> **Aim**
For the material that follows, list every line containing the word "Gewinn".

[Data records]
===============

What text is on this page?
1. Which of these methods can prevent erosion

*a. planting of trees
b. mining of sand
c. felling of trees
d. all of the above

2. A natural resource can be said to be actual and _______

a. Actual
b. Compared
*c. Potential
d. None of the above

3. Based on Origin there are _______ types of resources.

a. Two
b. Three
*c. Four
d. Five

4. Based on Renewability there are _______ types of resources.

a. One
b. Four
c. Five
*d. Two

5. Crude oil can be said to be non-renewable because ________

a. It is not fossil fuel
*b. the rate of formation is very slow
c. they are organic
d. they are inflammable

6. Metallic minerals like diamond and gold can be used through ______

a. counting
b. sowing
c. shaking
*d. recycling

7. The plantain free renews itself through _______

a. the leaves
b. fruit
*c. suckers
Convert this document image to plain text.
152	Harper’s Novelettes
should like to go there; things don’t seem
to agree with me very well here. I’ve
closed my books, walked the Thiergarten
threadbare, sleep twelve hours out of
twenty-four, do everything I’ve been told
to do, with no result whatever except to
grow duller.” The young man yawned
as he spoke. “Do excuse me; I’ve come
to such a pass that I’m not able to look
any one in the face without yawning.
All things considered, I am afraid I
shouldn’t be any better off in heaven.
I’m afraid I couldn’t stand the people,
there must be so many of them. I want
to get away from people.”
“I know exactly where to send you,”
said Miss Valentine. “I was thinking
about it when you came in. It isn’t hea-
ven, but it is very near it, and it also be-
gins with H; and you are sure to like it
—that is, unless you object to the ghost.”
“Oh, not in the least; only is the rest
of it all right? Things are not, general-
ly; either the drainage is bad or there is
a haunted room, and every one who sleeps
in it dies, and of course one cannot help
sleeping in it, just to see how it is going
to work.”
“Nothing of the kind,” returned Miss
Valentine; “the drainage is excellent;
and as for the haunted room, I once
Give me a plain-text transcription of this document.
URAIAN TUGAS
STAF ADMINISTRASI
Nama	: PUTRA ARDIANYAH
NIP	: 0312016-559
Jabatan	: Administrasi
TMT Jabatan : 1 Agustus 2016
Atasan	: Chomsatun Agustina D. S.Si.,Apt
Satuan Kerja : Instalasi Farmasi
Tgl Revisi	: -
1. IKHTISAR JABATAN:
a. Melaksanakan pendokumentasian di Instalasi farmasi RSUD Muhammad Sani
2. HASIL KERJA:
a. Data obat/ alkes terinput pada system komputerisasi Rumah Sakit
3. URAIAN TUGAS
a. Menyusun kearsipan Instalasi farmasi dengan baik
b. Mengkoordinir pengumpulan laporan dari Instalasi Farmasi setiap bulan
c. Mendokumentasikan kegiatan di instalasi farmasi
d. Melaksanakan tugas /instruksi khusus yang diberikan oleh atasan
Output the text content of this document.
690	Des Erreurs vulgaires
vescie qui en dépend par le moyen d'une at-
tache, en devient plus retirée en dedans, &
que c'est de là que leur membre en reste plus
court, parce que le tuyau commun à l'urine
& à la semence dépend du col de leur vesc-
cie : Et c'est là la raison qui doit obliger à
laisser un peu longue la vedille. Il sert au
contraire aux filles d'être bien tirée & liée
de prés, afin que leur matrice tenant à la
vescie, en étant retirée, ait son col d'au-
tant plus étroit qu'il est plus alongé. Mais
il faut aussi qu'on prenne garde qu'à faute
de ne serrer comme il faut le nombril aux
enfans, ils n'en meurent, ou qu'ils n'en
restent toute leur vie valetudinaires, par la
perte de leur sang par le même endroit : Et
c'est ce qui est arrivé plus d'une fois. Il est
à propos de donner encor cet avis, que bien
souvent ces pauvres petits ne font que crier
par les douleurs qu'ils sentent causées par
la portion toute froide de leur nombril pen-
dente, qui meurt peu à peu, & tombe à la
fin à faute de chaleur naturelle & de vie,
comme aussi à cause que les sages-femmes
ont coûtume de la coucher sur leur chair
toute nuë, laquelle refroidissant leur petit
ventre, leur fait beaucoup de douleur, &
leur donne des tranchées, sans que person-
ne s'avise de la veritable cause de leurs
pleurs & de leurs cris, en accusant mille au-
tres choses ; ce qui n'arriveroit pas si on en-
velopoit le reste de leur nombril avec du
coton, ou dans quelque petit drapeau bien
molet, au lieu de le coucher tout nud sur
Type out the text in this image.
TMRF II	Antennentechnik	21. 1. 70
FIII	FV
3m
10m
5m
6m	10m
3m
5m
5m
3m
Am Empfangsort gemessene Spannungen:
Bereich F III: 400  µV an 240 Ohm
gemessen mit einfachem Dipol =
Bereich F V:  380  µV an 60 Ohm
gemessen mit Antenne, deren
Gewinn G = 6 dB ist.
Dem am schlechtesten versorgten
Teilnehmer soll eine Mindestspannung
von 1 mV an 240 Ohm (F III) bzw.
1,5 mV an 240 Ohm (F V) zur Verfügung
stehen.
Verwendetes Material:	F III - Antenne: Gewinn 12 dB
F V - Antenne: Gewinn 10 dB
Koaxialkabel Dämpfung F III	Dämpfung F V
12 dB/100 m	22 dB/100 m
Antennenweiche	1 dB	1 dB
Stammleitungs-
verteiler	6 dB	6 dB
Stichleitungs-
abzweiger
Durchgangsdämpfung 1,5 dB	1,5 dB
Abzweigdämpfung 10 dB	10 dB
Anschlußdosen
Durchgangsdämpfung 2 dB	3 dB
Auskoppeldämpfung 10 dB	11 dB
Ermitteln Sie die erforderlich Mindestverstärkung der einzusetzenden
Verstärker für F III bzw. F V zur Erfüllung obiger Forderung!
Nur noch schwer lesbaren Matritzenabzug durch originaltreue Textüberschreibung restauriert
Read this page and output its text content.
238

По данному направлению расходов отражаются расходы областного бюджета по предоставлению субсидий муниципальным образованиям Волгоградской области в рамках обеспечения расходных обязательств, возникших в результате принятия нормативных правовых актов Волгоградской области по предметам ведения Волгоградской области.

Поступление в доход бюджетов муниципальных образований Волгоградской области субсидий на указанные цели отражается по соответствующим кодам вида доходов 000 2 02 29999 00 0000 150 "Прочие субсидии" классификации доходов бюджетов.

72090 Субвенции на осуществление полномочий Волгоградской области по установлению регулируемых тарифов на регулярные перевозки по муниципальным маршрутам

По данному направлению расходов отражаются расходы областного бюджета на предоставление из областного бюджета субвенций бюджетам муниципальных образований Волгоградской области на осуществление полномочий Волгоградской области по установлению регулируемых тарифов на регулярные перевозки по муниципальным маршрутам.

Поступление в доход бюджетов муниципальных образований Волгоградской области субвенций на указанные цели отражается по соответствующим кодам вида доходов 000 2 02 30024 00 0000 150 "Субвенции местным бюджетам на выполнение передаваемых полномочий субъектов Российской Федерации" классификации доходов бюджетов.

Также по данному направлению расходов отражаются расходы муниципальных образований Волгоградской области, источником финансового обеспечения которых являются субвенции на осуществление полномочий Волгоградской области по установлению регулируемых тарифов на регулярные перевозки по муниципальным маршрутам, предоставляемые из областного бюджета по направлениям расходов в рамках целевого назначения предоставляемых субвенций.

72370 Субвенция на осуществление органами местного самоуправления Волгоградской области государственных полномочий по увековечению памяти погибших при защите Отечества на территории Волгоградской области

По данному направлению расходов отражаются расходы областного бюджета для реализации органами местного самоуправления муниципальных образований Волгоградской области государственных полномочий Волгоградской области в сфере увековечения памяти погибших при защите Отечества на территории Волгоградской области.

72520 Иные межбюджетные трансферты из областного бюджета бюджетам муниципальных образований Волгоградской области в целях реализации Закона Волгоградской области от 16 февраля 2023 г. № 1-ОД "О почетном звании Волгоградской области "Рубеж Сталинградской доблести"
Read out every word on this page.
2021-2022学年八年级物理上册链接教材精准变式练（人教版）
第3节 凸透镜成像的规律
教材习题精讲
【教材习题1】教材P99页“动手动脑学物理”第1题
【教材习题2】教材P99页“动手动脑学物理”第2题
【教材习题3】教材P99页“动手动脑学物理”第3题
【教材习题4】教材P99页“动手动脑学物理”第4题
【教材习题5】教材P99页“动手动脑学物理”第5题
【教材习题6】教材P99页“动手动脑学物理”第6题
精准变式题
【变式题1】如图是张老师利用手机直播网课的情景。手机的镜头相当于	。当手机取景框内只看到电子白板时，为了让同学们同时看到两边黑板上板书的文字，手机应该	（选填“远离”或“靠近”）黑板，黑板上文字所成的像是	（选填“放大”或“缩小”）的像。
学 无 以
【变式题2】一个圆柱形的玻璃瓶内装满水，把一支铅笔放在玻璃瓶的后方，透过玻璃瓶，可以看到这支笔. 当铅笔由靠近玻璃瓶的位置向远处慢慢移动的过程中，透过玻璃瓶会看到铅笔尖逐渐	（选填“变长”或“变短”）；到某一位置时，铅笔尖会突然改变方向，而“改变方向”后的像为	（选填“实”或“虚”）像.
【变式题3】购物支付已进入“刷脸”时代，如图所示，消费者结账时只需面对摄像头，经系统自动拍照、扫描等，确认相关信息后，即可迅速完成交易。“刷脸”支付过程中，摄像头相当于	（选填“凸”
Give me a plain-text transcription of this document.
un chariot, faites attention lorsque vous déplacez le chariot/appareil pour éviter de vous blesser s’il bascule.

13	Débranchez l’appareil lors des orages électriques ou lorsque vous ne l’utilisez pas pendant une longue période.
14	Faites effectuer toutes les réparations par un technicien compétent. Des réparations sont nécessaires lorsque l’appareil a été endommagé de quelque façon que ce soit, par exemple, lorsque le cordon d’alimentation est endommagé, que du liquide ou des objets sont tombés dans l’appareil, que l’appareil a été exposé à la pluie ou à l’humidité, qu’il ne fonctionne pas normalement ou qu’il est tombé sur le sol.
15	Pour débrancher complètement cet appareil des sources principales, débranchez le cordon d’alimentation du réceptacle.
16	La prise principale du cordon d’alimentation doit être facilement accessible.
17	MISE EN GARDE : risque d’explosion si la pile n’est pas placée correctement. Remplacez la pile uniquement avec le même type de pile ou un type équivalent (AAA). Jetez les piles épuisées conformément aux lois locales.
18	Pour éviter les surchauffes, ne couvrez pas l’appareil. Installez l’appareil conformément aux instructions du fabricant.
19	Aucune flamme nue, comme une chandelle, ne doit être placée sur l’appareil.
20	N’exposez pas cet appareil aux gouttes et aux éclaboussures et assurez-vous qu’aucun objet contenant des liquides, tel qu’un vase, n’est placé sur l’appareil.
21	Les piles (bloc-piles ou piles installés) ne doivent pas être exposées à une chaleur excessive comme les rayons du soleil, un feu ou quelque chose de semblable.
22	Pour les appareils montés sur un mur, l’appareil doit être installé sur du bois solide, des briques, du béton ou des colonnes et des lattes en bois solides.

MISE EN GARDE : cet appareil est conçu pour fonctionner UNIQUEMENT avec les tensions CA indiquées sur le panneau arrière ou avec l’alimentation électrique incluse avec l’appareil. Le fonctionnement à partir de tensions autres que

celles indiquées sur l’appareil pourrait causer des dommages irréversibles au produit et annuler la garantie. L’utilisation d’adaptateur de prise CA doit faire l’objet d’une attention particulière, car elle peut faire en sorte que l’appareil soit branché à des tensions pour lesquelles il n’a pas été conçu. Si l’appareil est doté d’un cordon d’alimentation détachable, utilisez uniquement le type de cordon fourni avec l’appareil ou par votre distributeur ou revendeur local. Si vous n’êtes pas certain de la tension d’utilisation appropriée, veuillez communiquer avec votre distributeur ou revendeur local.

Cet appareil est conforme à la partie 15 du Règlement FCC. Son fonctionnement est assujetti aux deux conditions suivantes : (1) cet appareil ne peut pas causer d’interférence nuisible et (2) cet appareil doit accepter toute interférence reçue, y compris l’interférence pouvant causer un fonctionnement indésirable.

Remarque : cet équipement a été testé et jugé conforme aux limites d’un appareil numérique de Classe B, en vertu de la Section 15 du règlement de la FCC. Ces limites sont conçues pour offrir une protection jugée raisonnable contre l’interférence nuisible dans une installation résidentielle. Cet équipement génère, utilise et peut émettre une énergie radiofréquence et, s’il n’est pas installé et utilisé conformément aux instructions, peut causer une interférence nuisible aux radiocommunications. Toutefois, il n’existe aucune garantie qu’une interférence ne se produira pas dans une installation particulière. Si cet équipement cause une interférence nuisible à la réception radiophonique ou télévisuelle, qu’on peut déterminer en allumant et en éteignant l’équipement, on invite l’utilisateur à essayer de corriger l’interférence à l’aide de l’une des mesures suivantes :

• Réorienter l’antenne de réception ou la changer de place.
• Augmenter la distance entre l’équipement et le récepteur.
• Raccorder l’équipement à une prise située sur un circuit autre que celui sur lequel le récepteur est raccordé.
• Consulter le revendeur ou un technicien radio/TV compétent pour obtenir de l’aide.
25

===============

> **Answer below**
Gewinn G = 6 dB ist.
Verwendetes Material:	F III - Antenne: Gewinn 12 dB
F V - Antenne: Gewinn 10 dB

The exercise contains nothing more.